**What to produce**
Note how many lines hold "icon" and report that number by itself.

**Dataset excerpts**
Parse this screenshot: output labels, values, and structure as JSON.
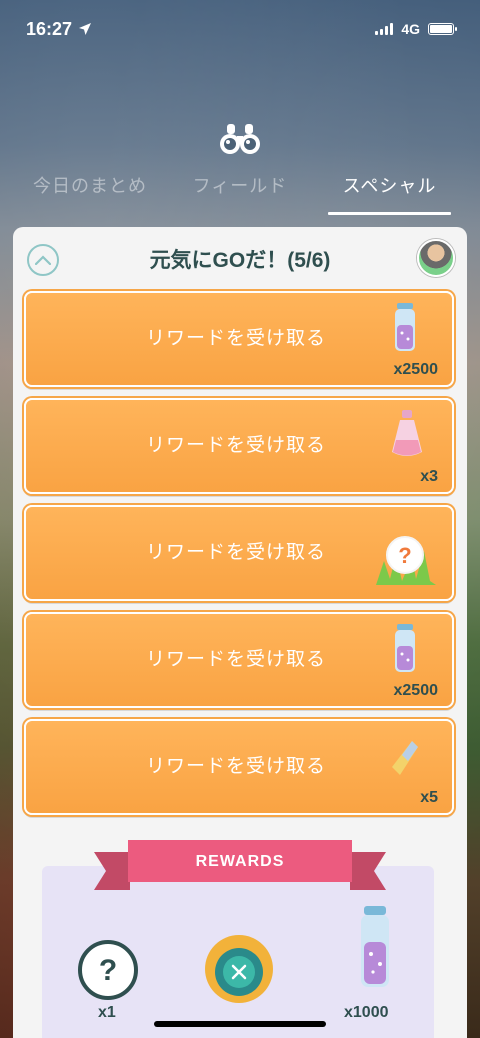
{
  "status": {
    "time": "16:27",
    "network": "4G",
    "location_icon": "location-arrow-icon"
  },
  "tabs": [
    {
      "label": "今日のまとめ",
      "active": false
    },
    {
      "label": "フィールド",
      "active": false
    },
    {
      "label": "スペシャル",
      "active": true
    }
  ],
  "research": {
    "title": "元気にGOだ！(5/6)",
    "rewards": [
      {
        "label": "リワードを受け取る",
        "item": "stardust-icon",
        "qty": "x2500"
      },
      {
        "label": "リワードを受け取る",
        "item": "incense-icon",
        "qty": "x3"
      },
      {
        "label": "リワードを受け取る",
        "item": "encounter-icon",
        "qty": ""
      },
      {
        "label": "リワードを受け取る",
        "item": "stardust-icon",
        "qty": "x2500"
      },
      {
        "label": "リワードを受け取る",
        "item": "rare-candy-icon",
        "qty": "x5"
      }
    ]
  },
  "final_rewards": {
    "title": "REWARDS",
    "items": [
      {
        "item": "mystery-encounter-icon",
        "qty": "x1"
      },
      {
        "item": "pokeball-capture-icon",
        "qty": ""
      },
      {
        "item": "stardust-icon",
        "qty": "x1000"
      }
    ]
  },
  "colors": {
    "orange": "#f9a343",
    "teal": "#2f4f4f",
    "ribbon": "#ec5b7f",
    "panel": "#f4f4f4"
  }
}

**Expected output**
9